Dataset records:
- - -
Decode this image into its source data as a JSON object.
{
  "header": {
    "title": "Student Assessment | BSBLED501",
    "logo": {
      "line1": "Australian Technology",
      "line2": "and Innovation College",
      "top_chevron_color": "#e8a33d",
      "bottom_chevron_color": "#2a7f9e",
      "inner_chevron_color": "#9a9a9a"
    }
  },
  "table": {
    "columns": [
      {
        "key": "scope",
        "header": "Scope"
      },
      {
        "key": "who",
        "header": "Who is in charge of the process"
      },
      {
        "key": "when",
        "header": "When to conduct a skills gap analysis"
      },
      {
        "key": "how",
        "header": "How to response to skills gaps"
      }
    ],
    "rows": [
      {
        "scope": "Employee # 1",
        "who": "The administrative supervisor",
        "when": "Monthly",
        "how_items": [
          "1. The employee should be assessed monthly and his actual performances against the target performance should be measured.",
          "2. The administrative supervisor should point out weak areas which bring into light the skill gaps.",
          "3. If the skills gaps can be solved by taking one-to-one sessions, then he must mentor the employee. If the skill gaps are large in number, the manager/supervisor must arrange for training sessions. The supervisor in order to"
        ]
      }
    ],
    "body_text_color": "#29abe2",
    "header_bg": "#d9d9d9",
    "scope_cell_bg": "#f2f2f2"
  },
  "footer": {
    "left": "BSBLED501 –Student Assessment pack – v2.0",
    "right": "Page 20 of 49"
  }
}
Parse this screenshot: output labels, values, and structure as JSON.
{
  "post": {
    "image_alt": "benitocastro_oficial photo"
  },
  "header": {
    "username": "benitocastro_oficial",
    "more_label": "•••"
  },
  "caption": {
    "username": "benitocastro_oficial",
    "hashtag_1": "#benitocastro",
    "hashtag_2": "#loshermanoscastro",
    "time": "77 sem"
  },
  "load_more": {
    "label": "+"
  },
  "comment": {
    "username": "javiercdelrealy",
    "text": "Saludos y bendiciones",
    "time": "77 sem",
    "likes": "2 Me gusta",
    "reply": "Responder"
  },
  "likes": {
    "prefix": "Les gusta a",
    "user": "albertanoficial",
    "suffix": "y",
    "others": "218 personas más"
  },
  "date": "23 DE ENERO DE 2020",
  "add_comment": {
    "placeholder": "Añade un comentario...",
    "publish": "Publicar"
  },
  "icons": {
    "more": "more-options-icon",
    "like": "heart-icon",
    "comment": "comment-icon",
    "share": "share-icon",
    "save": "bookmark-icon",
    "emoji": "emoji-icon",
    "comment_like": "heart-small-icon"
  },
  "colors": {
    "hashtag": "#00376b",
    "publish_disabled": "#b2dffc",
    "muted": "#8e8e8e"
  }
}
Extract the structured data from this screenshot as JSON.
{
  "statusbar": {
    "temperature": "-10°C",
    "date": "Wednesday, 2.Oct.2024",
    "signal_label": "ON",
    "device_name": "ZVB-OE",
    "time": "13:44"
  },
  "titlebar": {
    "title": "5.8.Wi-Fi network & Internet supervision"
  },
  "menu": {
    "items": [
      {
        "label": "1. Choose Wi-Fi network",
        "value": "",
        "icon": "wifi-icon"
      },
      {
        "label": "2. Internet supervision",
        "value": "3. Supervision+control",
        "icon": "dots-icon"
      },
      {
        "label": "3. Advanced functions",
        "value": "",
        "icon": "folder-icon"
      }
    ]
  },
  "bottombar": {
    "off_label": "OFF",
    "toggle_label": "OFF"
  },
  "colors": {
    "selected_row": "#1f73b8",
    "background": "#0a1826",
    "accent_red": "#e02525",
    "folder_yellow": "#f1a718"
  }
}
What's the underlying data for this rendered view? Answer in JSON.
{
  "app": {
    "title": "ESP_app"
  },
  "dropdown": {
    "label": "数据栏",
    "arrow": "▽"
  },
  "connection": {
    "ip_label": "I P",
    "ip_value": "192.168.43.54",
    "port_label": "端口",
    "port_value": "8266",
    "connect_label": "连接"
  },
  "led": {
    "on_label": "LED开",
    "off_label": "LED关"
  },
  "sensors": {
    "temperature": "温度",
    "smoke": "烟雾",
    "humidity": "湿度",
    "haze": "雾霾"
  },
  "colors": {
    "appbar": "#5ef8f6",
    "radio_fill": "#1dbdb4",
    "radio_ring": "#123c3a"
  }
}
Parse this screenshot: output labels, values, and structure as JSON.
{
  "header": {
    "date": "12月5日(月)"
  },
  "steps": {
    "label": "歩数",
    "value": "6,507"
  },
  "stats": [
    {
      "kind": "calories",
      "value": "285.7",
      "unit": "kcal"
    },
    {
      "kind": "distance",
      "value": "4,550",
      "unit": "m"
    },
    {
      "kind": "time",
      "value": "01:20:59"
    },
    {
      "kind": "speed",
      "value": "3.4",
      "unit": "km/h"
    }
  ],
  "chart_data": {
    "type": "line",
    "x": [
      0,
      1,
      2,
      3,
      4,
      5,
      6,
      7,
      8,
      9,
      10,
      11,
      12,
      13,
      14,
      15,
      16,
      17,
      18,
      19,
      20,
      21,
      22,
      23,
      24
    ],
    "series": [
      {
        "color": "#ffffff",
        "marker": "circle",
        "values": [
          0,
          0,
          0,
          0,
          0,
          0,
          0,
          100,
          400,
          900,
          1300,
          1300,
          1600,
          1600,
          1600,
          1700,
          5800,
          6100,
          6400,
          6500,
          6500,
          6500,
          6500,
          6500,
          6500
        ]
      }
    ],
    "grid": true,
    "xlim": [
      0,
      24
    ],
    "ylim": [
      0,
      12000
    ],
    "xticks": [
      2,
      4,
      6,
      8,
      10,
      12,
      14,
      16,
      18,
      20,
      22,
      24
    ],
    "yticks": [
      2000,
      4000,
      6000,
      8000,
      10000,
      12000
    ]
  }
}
- - -
- **TASK GOAL**
Copy out the whole listing, exactly as written.

- **COMPLETED EXERCISE**
Decode this image into its source data as a JSON object.
{
  "header": {
    "title": "Student Assessment | BSBLED501",
    "logo": {
      "line1": "Australian Technology",
      "line2": "and Innovation College",
      "top_chevron_color": "#e8a33d",
      "bottom_chevron_color": "#2a7f9e",
      "inner_chevron_color": "#9a9a9a"
    }
  },
  "table": {
    "columns": [
      {
        "key": "scope",
        "header": "Scope"
      },
      {
        "key": "who",
        "header": "Who is in charge of the process"
      },
      {
        "key": "when",
        "header": "When to conduct a skills gap analysis"
      },
      {
        "key": "how",
        "header": "How to response to skills gaps"
      }
    ],
    "rows": [
      {
        "scope": "Employee # 1",
        "who": "The administrative supervisor",
        "when": "Monthly",
        "how_items": [
          "1. The employee should be assessed monthly and his actual performances against the target performance should be measured.",
          "2. The administrative supervisor should point out weak areas which bring into light the skill gaps.",
          "3. If the skills gaps can be solved by taking one-to-one sessions, then he must mentor the employee. If the skill gaps are large in number, the manager/supervisor must arrange for training sessions. The supervisor in order to"
        ]
      }
    ],
    "body_text_color": "#29abe2",
    "header_bg": "#d9d9d9",
    "scope_cell_bg": "#f2f2f2"
  },
  "footer": {
    "left": "BSBLED501 –Student Assessment pack – v2.0",
    "right": "Page 20 of 49"
  }
}
Parse this screenshot: output labels, values, and structure as JSON.
{
  "post": {
    "image_alt": "benitocastro_oficial photo"
  },
  "header": {
    "username": "benitocastro_oficial",
    "more_label": "•••"
  },
  "caption": {
    "username": "benitocastro_oficial",
    "hashtag_1": "#benitocastro",
    "hashtag_2": "#loshermanoscastro",
    "time": "77 sem"
  },
  "load_more": {
    "label": "+"
  },
  "comment": {
    "username": "javiercdelrealy",
    "text": "Saludos y bendiciones",
    "time": "77 sem",
    "likes": "2 Me gusta",
    "reply": "Responder"
  },
  "likes": {
    "prefix": "Les gusta a",
    "user": "albertanoficial",
    "suffix": "y",
    "others": "218 personas más"
  },
  "date": "23 DE ENERO DE 2020",
  "add_comment": {
    "placeholder": "Añade un comentario...",
    "publish": "Publicar"
  },
  "icons": {
    "more": "more-options-icon",
    "like": "heart-icon",
    "comment": "comment-icon",
    "share": "share-icon",
    "save": "bookmark-icon",
    "emoji": "emoji-icon",
    "comment_like": "heart-small-icon"
  },
  "colors": {
    "hashtag": "#00376b",
    "publish_disabled": "#b2dffc",
    "muted": "#8e8e8e"
  }
}
Extract the structured data from this screenshot as JSON.
{
  "statusbar": {
    "temperature": "-10°C",
    "date": "Wednesday, 2.Oct.2024",
    "signal_label": "ON",
    "device_name": "ZVB-OE",
    "time": "13:44"
  },
  "titlebar": {
    "title": "5.8.Wi-Fi network & Internet supervision"
  },
  "menu": {
    "items": [
      {
        "label": "1. Choose Wi-Fi network",
        "value": "",
        "icon": "wifi-icon"
      },
      {
        "label": "2. Internet supervision",
        "value": "3. Supervision+control",
        "icon": "dots-icon"
      },
      {
        "label": "3. Advanced functions",
        "value": "",
        "icon": "folder-icon"
      }
    ]
  },
  "bottombar": {
    "off_label": "OFF",
    "toggle_label": "OFF"
  },
  "colors": {
    "selected_row": "#1f73b8",
    "background": "#0a1826",
    "accent_red": "#e02525",
    "folder_yellow": "#f1a718"
  }
}
What's the underlying data for this rendered view? Answer in JSON.
{
  "app": {
    "title": "ESP_app"
  },
  "dropdown": {
    "label": "数据栏",
    "arrow": "▽"
  },
  "connection": {
    "ip_label": "I P",
    "ip_value": "192.168.43.54",
    "port_label": "端口",
    "port_value": "8266",
    "connect_label": "连接"
  },
  "led": {
    "on_label": "LED开",
    "off_label": "LED关"
  },
  "sensors": {
    "temperature": "温度",
    "smoke": "烟雾",
    "humidity": "湿度",
    "haze": "雾霾"
  },
  "colors": {
    "appbar": "#5ef8f6",
    "radio_fill": "#1dbdb4",
    "radio_ring": "#123c3a"
  }
}
Parse this screenshot: output labels, values, and structure as JSON.
{
  "header": {
    "date": "12月5日(月)"
  },
  "steps": {
    "label": "歩数",
    "value": "6,507"
  },
  "stats": [
    {
      "kind": "calories",
      "value": "285.7",
      "unit": "kcal"
    },
    {
      "kind": "distance",
      "value": "4,550",
      "unit": "m"
    },
    {
      "kind": "time",
      "value": "01:20:59"
    },
    {
      "kind": "speed",
      "value": "3.4",
      "unit": "km/h"
    }
  ],
  "chart_data": {
    "type": "line",
    "x": [
      0,
      1,
      2,
      3,
      4,
      5,
      6,
      7,
      8,
      9,
      10,
      11,
      12,
      13,
      14,
      15,
      16,
      17,
      18,
      19,
      20,
      21,
      22,
      23,
      24
    ],
    "series": [
      {
        "color": "#ffffff",
        "marker": "circle",
        "values": [
          0,
          0,
          0,
          0,
          0,
          0,
          0,
          100,
          400,
          900,
          1300,
          1300,
          1600,
          1600,
          1600,
          1700,
          5800,
          6100,
          6400,
          6500,
          6500,
          6500,
          6500,
          6500,
          6500
        ]
      }
    ],
    "grid": true,
    "xlim": [
      0,
      24
    ],
    "ylim": [
      0,
      12000
    ],
    "xticks": [
      2,
      4,
      6,
      8,
      10,
      12,
      14,
      16,
      18,
      20,
      22,
      24
    ],
    "yticks": [
      2000,
      4000,
      6000,
      8000,
      10000,
      12000
    ]
  }
}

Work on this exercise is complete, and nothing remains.